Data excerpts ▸
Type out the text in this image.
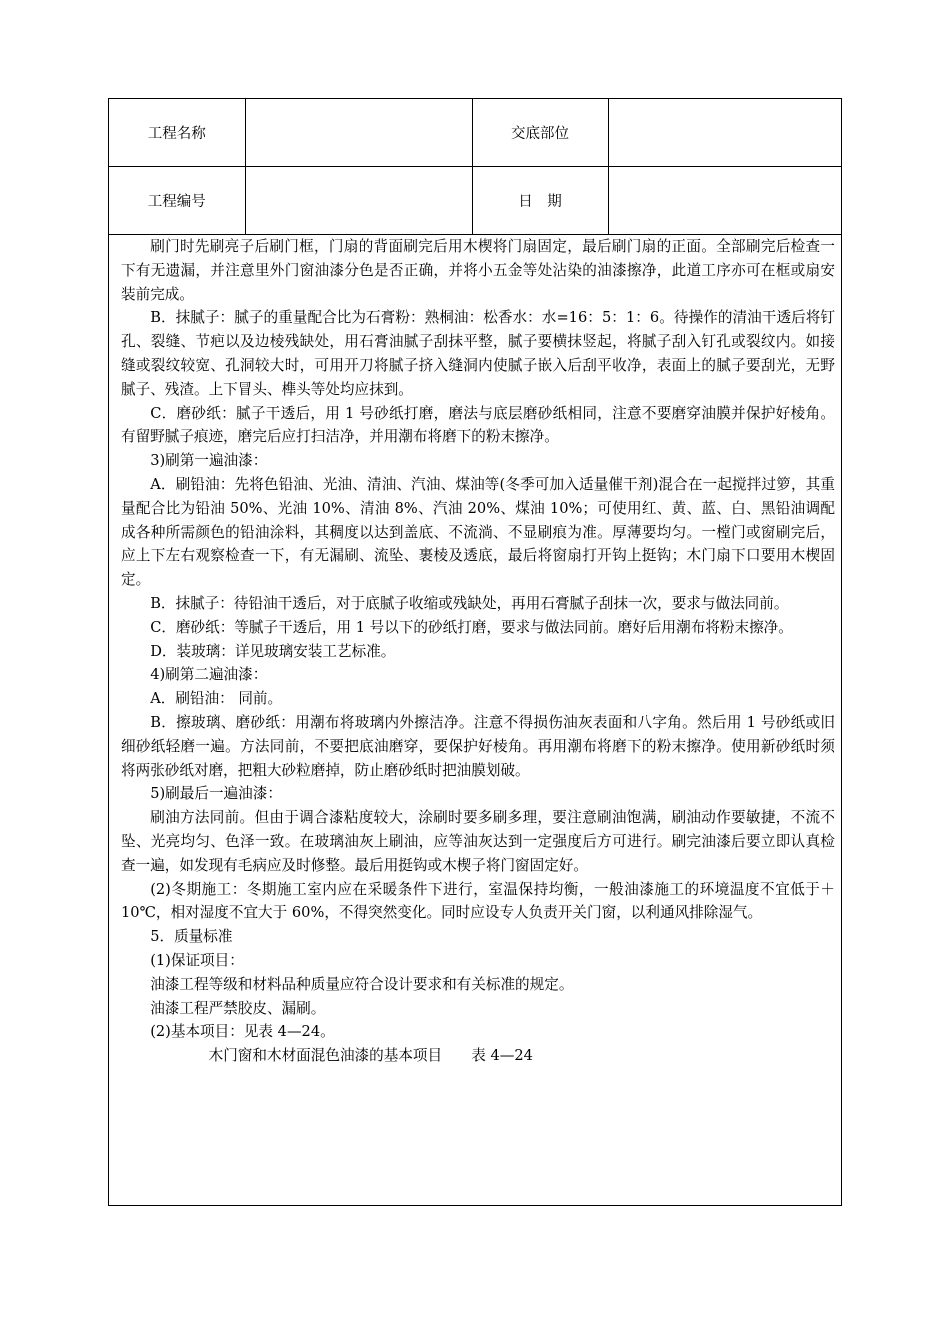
工程名称		交底部位	
工程编号		日　期	

刷门时先刷亮子后刷门框，门扇的背面刷完后用木楔将门扇固定，最后刷门扇的正面。全部刷完后检查一下有无遗漏，并注意里外门窗油漆分色是否正确，并将小五金等处沾染的油漆擦净，此道工序亦可在框或扇安装前完成。

B．抹腻子：腻子的重量配合比为石膏粉：熟桐油：松香水：水=16：5：1：6。待操作的清油干透后将钉孔、裂缝、节疤以及边棱残缺处，用石膏油腻子刮抹平整，腻子要横抹竖起，将腻子刮入钉孔或裂纹内。如接缝或裂纹较宽、孔洞较大时，可用开刀将腻子挤入缝洞内使腻子嵌入后刮平收净，表面上的腻子要刮光，无野腻子、残渣。上下冒头、榫头等处均应抹到。

C．磨砂纸：腻子干透后，用 1 号砂纸打磨，磨法与底层磨砂纸相同，注意不要磨穿油膜并保护好棱角。有留野腻子痕迹，磨完后应打扫洁净，并用潮布将磨下的粉末擦净。

3)刷第一遍油漆：

A．刷铅油：先将色铅油、光油、清油、汽油、煤油等(冬季可加入适量催干剂)混合在一起搅拌过箩，其重量配合比为铅油 50%、光油 10%、清油 8%、汽油 20%、煤油 10%；可使用红、黄、蓝、白、黑铅油调配成各种所需颜色的铅油涂料，其稠度以达到盖底、不流淌、不显刷痕为准。厚薄要均匀。一樘门或窗刷完后，应上下左右观察检查一下，有无漏刷、流坠、裹棱及透底，最后将窗扇打开钩上挺钩；木门扇下口要用木楔固定。

B．抹腻子：待铅油干透后，对于底腻子收缩或残缺处，再用石膏腻子刮抹一次，要求与做法同前。

C．磨砂纸：等腻子干透后，用 1 号以下的砂纸打磨，要求与做法同前。磨好后用潮布将粉末擦净。

D．装玻璃：详见玻璃安装工艺标准。

4)刷第二遍油漆：

A．刷铅油： 同前。

B．擦玻璃、磨砂纸：用潮布将玻璃内外擦洁净。注意不得损伤油灰表面和八字角。然后用 1 号砂纸或旧细砂纸轻磨一遍。方法同前，不要把底油磨穿，要保护好棱角。再用潮布将磨下的粉末擦净。使用新砂纸时须将两张砂纸对磨，把粗大砂粒磨掉，防止磨砂纸时把油膜划破。

5)刷最后一遍油漆：

刷油方法同前。但由于调合漆粘度较大，涂刷时要多刷多理，要注意刷油饱满，刷油动作要敏捷，不流不坠、光亮均匀、色泽一致。在玻璃油灰上刷油，应等油灰达到一定强度后方可进行。刷完油漆后要立即认真检查一遍，如发现有毛病应及时修整。最后用挺钩或木楔子将门窗固定好。

(2)冬期施工：冬期施工室内应在采暖条件下进行，室温保持均衡，一般油漆施工的环境温度不宜低于＋10℃，相对湿度不宜大于 60%，不得突然变化。同时应设专人负责开关门窗，以利通风排除湿气。

5．质量标准

(1)保证项目：

油漆工程等级和材料品种质量应符合设计要求和有关标准的规定。

油漆工程严禁胶皮、漏刷。

(2)基本项目：见表 4—24。

木门窗和木材面混色油漆的基本项目　　表 4—24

Request ▸ Read the data above and pull out each line that holds the string "要求与做法同前".

Written answer ▸
B．抹腻子：待铅油干透后，对于底腻子收缩或残缺处，再用石膏腻子刮抹一次，要求与做法同前。
C．磨砂纸：等腻子干透后，用 1 号以下的砂纸打磨，要求与做法同前。磨好后用潮布将粉末擦净。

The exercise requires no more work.